TESTO DA LEGGERE =>
::::::::

Un prodotto mito come l’iPhone era ‘magico’ in tutti i sensi sopra descritti. 
Il prodotto di Apple – sarebbe riduttivo definirlo un ‘telefono’ – fu un’innovazione che ha cambiato il modo di concepire i prodotti. Steve Jobs ha scoperto il ruolo fondamentale dell’interazione utente (user experience) e di come un prodotto, pur estremamente complesso come l’iPhone, potesse generare un’esperienza semplice, intuitiva, divertente, utile, insomma una ‘magia’.
Steve Jobs esordi così al momento della presentazione dell’iPad: “Vogliamo far partire il 2010 come si deve, annunciando un prodotto veramente magico e rivoluzionario.”

::::::::

DATI FORNITI =>
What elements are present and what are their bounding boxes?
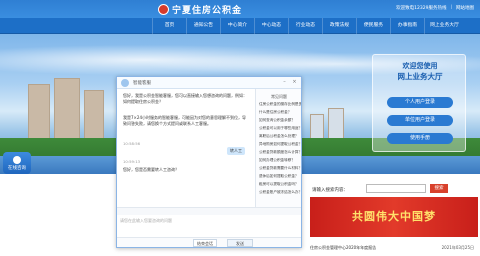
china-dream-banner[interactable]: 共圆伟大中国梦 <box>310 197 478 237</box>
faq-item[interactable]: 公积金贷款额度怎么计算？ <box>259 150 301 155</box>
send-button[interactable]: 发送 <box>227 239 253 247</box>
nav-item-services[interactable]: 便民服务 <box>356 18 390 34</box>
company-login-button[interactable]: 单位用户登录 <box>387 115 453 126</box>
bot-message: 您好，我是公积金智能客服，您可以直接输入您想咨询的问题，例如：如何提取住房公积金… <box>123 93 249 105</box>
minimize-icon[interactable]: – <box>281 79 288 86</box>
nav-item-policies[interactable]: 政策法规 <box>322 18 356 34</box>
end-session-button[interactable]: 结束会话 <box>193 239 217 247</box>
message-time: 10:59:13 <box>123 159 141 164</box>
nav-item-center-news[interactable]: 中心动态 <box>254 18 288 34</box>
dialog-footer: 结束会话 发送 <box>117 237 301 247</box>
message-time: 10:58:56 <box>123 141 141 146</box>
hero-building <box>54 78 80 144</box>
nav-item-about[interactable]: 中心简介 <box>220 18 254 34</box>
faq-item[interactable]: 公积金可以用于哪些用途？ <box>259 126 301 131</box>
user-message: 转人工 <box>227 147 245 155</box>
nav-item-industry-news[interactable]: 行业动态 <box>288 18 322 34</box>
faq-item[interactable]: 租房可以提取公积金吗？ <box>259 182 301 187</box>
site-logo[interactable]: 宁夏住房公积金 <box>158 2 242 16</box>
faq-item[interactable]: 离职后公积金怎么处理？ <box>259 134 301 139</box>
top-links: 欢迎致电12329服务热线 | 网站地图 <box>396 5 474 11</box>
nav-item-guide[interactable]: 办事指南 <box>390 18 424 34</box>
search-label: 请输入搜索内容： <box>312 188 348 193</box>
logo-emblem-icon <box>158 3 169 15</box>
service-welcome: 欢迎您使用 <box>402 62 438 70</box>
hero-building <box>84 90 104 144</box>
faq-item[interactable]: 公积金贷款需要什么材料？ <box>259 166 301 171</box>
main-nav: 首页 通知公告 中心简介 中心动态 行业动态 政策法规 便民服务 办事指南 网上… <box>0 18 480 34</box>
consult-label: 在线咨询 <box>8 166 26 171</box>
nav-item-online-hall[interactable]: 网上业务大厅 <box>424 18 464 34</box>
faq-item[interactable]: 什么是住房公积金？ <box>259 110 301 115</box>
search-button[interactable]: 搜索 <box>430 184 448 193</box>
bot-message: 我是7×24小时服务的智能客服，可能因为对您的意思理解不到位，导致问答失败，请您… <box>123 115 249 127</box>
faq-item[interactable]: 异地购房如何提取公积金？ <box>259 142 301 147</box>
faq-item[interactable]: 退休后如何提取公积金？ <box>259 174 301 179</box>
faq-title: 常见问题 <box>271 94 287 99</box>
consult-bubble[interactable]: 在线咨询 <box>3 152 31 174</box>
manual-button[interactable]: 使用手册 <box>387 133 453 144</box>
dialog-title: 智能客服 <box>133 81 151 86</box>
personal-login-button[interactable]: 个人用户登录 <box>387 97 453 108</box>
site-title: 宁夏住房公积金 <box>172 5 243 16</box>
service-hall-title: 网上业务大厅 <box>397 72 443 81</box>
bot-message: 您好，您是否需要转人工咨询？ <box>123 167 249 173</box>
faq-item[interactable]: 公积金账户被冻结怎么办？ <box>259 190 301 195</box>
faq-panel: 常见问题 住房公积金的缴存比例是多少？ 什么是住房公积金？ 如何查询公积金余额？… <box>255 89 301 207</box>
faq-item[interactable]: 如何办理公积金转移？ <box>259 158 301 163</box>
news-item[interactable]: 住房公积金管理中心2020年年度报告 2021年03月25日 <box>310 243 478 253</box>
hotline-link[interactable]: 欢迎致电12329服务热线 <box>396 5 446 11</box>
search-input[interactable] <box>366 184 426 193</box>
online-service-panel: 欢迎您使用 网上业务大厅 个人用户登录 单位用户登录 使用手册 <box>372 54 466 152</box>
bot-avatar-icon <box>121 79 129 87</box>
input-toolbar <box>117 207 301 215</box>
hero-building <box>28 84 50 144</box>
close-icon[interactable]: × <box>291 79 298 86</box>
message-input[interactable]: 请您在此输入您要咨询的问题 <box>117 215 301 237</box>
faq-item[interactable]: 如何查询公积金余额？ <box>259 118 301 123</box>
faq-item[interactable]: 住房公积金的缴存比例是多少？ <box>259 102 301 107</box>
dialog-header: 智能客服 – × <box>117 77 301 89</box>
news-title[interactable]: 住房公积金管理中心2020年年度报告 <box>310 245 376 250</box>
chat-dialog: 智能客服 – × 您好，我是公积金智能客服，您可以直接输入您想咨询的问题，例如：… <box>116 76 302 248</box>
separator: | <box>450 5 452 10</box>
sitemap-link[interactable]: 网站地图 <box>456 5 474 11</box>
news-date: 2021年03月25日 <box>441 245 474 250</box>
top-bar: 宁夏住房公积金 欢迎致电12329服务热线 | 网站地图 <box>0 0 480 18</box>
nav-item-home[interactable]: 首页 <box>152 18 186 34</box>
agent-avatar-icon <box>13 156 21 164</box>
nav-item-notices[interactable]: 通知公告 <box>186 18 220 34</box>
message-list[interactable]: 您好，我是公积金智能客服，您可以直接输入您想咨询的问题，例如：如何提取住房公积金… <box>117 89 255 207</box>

::::::::

CONSEGNA => Prosegui il testo sulla "magia" dei prodotti Apple a partire dalla frase successiva alla citazione che termina con "un prodotto veramente magico e rivoluzionario."

RISPOSTA SCRITTA =>
“Se siamo in grado di creare prodotti come questo è perché la Apple abita all’incrocio fra la tecnologia e le liberal arts: prodotti avanzati, intuitivi, facili e divertenti da usare”. Al termine della presentazione di due giorni fa, Steve Jobs – genio indiscusso del marketing – ha assunto un tono didattico. Le arti liberali (grammatica, dialettica, retorica, aritmetica, geometria, musica e astronomia) hanno certamente a che fare con l’innovazione, il design e l’anima stessa di un prodotto commerciale come l’iPad che Jobs teneva in mano. Ma anche con una cosa ben più importante: la visione di lungo periodo (ilsole24ore – Arte e tecnologia è il nuovo slogan di Steve Jobs)

Purtroppo molti prodotti mancano di quel tocco ‘diverso’ che li rende magici: a volte sono concepiti male, altre volte non innovano nulla, altre ancora complicano inutilmente le cose.
Se vogliamo produrre vera innovazione, allora, dobbiamo ritrovare ‘magia e rivoluzione’ e una ‘visione di lungo periodo’. 
Invece di entrare in uno studio di progettazione triste e asettico avremmo bisogno di concepire prodotti in un castello di Hogwarts con apprendisti maghi… o molto più semplicemente di un modo di pensare tipico del design.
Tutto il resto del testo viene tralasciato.